Goal
Each line below must be set down exactly; omit any image you find.
*** Records
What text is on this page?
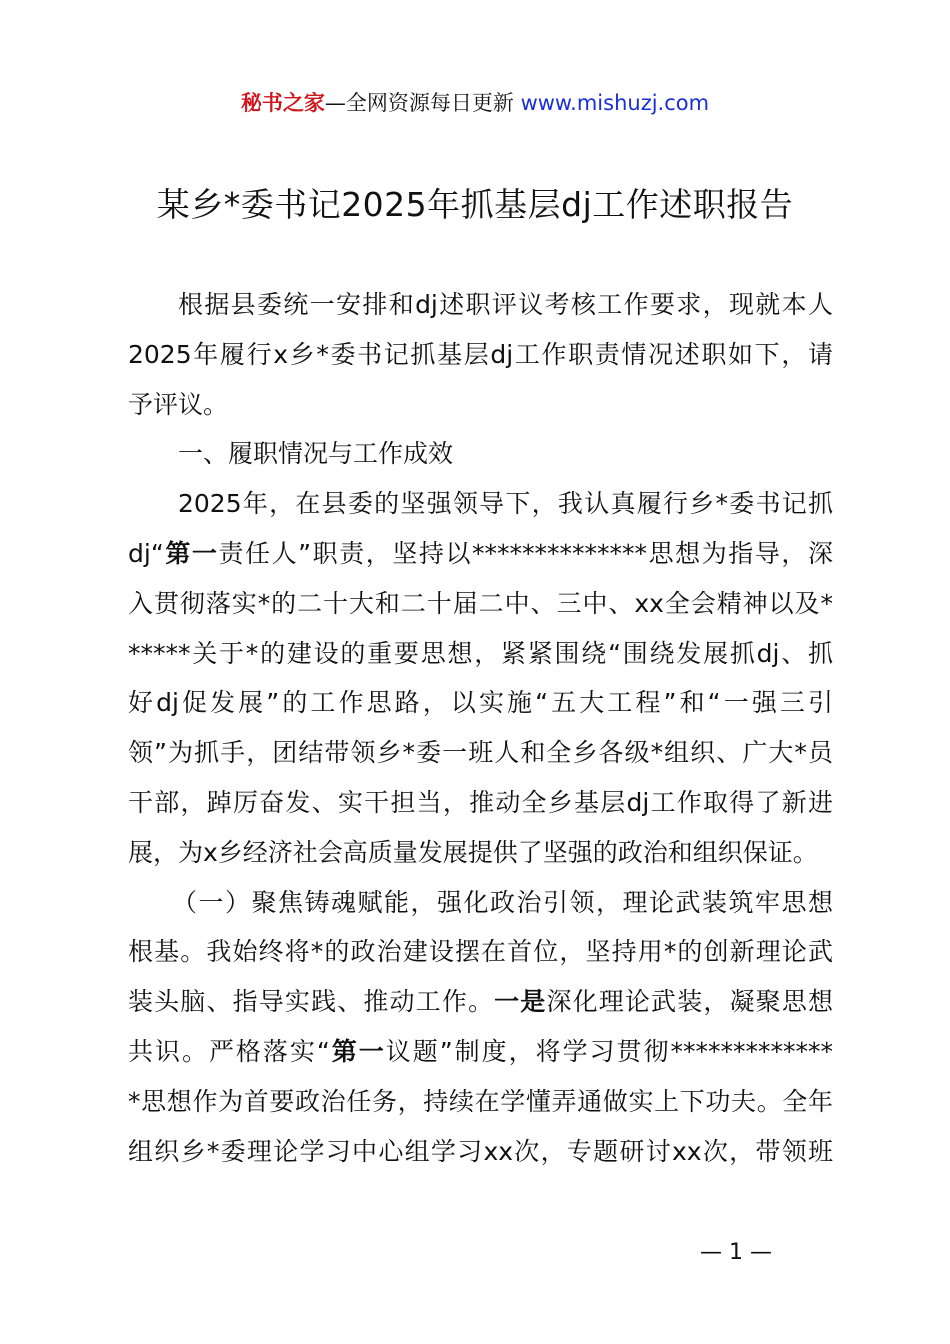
秘书之家—全网资源每日更新 www.mishuzj.com
某乡*委书记2025年抓基层dj工作述职报告
根据县委统一安排和dj述职评议考核工作要求，现就本人
2025年履行x乡*委书记抓基层dj工作职责情况述职如下，请
予评议。
一、履职情况与工作成效
2025年，在县委的坚强领导下，我认真履行乡*委书记抓
dj“第一责任人”职责，坚持以**************思想为指导，深
入贯彻落实*的二十大和二十届二中、三中、xx全会精神以及*
*****关于*的建设的重要思想，紧紧围绕“围绕发展抓dj、抓
好dj促发展”的工作思路，以实施“五大工程”和“一强三引
领”为抓手，团结带领乡*委一班人和全乡各级*组织、广大*员
干部，踔厉奋发、实干担当，推动全乡基层dj工作取得了新进
展，为x乡经济社会高质量发展提供了坚强的政治和组织保证。
（一）聚焦铸魂赋能，强化政治引领，理论武装筑牢思想
根基。我始终将*的政治建设摆在首位，坚持用*的创新理论武
装头脑、指导实践、推动工作。一是深化理论武装，凝聚思想
共识。严格落实“第一议题”制度，将学习贯彻*************
*思想作为首要政治任务，持续在学懂弄通做实上下功夫。全年
组织乡*委理论学习中心组学习xx次，专题研讨xx次，带领班
— 1 —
******
Response to this task
What text is on this page?
秘书之家—全网资源每日更新 www.mishuzj.com
某乡*委书记2025年抓基层dj工作述职报告
根据县委统一安排和dj述职评议考核工作要求，现就本人
2025年履行x乡*委书记抓基层dj工作职责情况述职如下，请
予评议。
一、履职情况与工作成效
2025年，在县委的坚强领导下，我认真履行乡*委书记抓
dj“第一责任人”职责，坚持以**************思想为指导，深
入贯彻落实*的二十大和二十届二中、三中、xx全会精神以及*
*****关于*的建设的重要思想，紧紧围绕“围绕发展抓dj、抓
好dj促发展”的工作思路，以实施“五大工程”和“一强三引
领”为抓手，团结带领乡*委一班人和全乡各级*组织、广大*员
干部，踔厉奋发、实干担当，推动全乡基层dj工作取得了新进
展，为x乡经济社会高质量发展提供了坚强的政治和组织保证。
（一）聚焦铸魂赋能，强化政治引领，理论武装筑牢思想
根基。我始终将*的政治建设摆在首位，坚持用*的创新理论武
装头脑、指导实践、推动工作。一是深化理论武装，凝聚思想
共识。严格落实“第一议题”制度，将学习贯彻*************
*思想作为首要政治任务，持续在学懂弄通做实上下功夫。全年
组织乡*委理论学习中心组学习xx次，专题研讨xx次，带领班
— 1 —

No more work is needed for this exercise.